## WHAT YOU WILL DO
Continue the forum thread about backing up and restoring the interrupt enable state on the T4.x, starting right after its final sentence.

## TEXT SEGMENT

══════

Backup the Interrupt Enable State and Restore it on the T4.x

[mjs513]

On the Using Interrupts you can use the following code snippet to save and restore the interrupt state, for the T3.x's:

unsigned char sreg_backup;

sreg_backup = SREG;   /* save interrupt enable/disable state */
cli();
overflow_count = 0;
SREG = sreg_backup    /* restore interrupt state */

However, on the T4.x's SREG is not available. So question is how would you do this for the T4.x's.

Yes I know I can wrap it in noInterrputs()/interrupts() but if this might interfere with other things.

 

[jonr]

Since some library code obnoxiously turns on interrupts that should be left off, it's important that there is a standard, portable, well documented way to do this.

From private functions in EventResponder.h:

bool disableInterrupts() {
                uint32_t primask;
                __asm__ volatile("mrs %0, primask\n" : "=r" (primask)::);
                __disable_irq();
                return (primask == 0) ? true : false;
}

void enableInterrupts(bool doit) {
                if (doit) __enable_irq();
}

So to answer the question:

bool interruptState = disableInterrupts();

// critical code here

enableInterrupts(interruptState);

 

[LenSamuelson]

Finer resolution interrupt enable/disable

One API that I have wished to implement is to change from "disableInterrupts / enableInterrupts" to "curLevel = setPriority(newLeveli)"; one option for "newPri" should be "such a high priority that interrupts are effectively disabled". This API intrinsically and naturally allows backup/restore of the original priority level. I have used RTOS and other systems (and built a few little ones) that use this technique. It's a bit like reserving one priority level to serve as an effective nonmaskable interrupt.

══════

## DATASET ENTRIES
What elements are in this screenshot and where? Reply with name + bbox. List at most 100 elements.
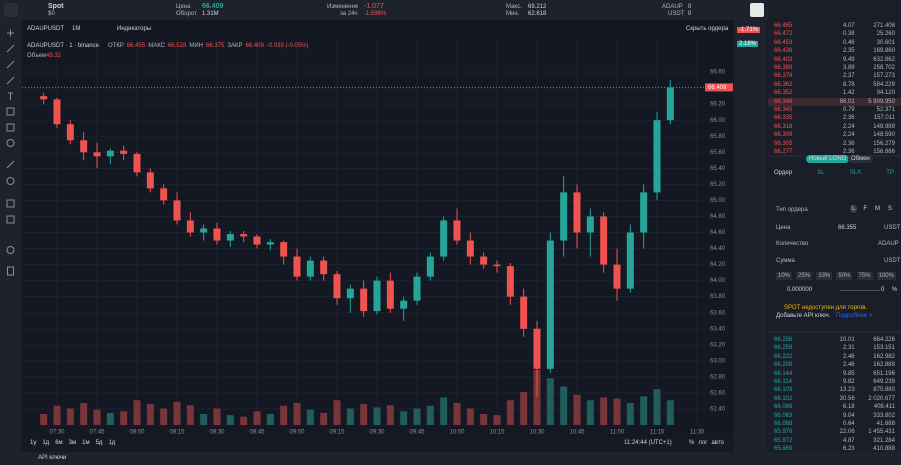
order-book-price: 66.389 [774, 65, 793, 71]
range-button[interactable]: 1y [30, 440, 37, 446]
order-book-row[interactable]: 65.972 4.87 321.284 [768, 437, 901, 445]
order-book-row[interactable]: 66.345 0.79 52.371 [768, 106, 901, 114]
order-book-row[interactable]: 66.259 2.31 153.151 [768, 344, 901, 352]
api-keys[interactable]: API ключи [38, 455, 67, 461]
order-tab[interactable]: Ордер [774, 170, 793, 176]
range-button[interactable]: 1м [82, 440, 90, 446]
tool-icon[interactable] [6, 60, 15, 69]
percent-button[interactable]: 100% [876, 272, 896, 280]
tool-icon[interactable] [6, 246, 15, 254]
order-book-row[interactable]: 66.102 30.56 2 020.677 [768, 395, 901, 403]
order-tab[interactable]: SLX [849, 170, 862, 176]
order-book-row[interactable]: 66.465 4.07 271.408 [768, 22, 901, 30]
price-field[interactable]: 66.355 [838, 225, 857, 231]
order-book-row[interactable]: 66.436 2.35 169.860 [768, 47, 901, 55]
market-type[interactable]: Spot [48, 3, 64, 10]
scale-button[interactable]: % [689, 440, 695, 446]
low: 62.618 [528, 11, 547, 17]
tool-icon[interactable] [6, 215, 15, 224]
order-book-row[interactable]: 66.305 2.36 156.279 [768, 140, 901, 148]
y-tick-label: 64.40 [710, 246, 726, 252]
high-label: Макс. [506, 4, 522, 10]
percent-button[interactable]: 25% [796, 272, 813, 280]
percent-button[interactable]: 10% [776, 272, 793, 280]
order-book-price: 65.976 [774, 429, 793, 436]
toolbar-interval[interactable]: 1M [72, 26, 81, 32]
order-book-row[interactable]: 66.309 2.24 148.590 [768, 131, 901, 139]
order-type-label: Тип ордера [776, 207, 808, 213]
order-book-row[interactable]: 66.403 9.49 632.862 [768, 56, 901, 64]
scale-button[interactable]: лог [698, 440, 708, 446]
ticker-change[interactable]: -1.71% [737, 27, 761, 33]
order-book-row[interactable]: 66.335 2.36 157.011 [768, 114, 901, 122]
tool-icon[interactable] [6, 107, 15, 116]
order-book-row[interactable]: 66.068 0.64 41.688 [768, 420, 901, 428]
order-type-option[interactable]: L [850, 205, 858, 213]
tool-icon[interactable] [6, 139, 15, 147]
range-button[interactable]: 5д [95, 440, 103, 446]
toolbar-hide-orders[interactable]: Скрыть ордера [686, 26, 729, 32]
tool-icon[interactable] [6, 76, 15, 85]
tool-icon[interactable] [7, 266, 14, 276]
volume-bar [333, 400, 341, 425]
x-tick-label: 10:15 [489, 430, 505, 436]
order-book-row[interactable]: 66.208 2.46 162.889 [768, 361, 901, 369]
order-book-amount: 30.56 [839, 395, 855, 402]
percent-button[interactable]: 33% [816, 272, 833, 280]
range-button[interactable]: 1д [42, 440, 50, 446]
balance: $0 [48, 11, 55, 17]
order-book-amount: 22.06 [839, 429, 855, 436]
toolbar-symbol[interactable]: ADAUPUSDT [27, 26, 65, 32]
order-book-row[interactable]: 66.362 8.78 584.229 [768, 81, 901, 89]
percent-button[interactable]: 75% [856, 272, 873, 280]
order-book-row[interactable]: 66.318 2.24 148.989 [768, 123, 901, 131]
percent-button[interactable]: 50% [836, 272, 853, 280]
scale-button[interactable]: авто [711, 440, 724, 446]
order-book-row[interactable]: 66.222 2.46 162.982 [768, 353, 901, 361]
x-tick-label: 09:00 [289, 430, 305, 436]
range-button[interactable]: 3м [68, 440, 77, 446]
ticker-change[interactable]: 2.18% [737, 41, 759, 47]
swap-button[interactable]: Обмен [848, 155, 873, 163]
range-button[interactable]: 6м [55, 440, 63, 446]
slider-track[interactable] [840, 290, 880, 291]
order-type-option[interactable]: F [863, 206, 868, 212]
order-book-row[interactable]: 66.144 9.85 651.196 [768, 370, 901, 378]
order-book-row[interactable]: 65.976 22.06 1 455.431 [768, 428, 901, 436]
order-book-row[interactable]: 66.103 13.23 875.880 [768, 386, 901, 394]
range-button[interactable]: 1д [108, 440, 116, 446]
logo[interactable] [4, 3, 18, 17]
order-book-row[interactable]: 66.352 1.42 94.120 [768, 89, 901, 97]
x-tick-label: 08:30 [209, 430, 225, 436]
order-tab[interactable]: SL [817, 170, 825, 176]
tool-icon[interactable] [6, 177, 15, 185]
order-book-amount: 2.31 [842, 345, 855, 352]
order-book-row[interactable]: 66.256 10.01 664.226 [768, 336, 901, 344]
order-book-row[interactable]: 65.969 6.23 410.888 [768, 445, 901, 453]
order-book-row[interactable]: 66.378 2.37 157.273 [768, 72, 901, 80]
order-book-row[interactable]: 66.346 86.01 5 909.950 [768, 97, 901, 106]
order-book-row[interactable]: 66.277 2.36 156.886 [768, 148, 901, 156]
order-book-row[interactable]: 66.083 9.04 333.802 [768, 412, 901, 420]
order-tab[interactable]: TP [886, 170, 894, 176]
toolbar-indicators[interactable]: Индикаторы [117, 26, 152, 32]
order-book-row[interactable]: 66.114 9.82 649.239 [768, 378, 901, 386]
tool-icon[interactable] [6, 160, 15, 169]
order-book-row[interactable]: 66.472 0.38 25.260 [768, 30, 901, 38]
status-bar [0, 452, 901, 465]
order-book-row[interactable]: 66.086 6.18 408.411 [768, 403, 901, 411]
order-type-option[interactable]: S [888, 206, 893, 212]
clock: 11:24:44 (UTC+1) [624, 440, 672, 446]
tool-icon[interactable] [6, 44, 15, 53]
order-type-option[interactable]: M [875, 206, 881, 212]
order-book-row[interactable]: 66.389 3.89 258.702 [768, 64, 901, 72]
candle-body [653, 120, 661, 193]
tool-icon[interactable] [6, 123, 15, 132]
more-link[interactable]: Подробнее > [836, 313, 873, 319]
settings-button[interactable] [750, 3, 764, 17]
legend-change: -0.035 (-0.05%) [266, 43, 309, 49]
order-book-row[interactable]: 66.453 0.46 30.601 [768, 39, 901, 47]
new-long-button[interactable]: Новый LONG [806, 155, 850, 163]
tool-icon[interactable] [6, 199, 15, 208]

══════

## SOLVED EXERCISE
In a recent thread a developer wanted to emulate an EPROM (DMA/eDMA Guidance), using an interrupt service function to perform the address->data lookup, output drive enable, etc. The results were mostly positive, getting response time down to about 80 ns on a T4.1. There was a problem with extended response times on rare occasions, likely related to USB transactions.

If it were possible to arrange interrupt priorities such that one essentially "private" subsystem could always be enabled while preventing others, then the EPROM emulation would be able to achieve better responsiveness.

 

[jonr]

A good idea and easy to write with "basepri".

Seems like some coding standards are needed. Perhaps:

a) don't enable interrupts if they were off
b) don't disable interrupts when a mutex would work
c) don't disable more interrupts than needed

 

[jonr]

What's the best way to do a mutex? About like this (but it's missing a type)?

#include <stdatomic.h>

volatile atomic_bool lock;

if (atomic_flag_test_and_set(&lock)) 
   return;   // was already running

// critical code

atomic_flag_clear(&lock);

or this (which does compile)?

static volatile char lock;

if (__atomic_test_and_set(&lock,__ATOMIC_RELAXED))
   return;    // fail, was already locked

// critical code

__atomic_clear(&lock,__ATOMIC_RELAXED);

 

[mjs513]

Since some library code obnoxiously turns on interrupts that should be left off, it's important that there is a standard, portable, well documented way to do this.

From private functions in EventResponder.h:

bool disableInterrupts() {
                uint32_t primask;
                __asm__ volatile("mrs %0, primask\n" : "=r" (primask)::);
                __disable_irq();
                return (primask == 0) ? true : false;
}

void enableInterrupts(bool doit) {
                if (doit) __enable_irq();
}

So to answer the question:

bool interruptState = disableInterrupts();

// critical code here

enableInterrupts(interruptState);

Wow - the question is fairly old now. Did find the same solution as you posted and implemented. Works like a charm. Think I found it in EventResponder as well. Thanks for posting.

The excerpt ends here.